▶ PROBLEM DESCRIPTION: Return all lines from the listing below in which the string "чтобы" occurs.

▶ RECORDS PROVIDED:
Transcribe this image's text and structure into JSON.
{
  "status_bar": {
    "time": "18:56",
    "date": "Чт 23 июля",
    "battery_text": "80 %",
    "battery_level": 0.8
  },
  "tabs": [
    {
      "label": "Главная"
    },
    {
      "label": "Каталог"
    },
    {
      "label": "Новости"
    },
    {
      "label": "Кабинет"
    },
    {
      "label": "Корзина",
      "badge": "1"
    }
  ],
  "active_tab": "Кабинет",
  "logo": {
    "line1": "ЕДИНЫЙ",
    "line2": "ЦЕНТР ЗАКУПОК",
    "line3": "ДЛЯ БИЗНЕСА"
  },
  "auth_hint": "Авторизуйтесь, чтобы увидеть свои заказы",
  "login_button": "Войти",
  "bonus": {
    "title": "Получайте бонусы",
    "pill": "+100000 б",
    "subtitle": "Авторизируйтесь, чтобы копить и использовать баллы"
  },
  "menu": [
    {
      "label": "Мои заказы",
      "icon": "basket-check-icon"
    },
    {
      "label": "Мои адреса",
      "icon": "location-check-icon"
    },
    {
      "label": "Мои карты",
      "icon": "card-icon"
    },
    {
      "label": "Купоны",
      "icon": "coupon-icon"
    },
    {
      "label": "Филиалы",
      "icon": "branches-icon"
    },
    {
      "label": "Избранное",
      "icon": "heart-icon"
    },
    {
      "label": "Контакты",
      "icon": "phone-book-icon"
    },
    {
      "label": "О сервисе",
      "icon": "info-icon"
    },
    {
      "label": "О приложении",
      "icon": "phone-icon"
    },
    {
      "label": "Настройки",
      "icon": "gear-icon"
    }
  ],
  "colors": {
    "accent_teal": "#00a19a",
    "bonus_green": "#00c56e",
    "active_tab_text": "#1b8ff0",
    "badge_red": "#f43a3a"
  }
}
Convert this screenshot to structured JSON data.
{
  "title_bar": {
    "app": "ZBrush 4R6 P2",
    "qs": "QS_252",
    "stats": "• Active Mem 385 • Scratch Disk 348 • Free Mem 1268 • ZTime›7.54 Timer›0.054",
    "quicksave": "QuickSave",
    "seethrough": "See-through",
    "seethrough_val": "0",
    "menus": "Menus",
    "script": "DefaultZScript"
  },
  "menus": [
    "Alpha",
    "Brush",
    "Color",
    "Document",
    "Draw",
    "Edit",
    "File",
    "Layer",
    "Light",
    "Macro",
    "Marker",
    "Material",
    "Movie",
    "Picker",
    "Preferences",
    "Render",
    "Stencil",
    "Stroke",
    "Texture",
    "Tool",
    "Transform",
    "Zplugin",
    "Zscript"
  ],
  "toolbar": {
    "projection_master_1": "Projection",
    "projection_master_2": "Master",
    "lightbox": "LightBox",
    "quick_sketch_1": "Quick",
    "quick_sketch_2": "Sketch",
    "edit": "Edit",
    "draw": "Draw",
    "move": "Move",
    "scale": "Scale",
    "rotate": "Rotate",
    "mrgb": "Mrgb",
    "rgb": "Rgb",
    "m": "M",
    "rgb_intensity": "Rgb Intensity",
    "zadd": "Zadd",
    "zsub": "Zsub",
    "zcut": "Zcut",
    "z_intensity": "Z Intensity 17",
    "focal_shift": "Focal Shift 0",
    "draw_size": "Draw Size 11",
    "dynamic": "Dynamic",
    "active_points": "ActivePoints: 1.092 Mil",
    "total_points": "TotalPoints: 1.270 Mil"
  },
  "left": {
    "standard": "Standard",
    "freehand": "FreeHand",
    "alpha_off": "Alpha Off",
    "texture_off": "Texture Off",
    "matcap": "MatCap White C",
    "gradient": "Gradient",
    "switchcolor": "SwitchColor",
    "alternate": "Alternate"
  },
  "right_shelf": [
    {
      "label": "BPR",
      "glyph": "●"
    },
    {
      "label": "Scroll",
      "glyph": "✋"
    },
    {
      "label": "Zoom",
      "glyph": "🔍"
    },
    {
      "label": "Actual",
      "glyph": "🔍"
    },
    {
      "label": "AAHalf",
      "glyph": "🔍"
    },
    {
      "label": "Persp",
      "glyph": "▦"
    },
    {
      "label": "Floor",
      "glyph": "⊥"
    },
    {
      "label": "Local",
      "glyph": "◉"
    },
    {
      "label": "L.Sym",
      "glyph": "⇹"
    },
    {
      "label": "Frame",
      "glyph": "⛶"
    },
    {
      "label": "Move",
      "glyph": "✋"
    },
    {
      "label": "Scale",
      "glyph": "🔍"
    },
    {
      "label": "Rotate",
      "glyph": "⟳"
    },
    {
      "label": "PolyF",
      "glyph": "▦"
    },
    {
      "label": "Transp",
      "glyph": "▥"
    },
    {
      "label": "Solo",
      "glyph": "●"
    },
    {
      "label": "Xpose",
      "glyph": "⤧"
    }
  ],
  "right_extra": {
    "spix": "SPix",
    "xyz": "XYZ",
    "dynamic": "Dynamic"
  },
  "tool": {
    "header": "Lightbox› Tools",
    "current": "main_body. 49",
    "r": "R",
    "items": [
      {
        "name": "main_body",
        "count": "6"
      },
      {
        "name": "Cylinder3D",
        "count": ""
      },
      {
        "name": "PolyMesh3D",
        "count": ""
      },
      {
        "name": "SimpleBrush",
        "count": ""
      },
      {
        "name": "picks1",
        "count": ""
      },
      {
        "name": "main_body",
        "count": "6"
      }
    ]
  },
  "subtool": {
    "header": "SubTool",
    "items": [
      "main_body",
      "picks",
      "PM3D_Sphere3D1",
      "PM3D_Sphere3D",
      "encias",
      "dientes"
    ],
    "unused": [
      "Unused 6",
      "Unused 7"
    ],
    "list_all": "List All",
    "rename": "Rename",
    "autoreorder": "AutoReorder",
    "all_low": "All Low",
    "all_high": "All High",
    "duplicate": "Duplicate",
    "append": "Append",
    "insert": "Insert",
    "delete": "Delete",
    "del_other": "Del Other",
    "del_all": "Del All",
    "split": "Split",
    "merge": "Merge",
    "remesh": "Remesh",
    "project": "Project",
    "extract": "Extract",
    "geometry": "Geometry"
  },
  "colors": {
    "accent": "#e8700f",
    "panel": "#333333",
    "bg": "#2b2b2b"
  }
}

▶ EXERCISE OUTPUT:
  "auth_hint": "Авторизуйтесь, чтобы увидеть свои заказы",
    "subtitle": "Авторизируйтесь, чтобы копить и использовать баллы"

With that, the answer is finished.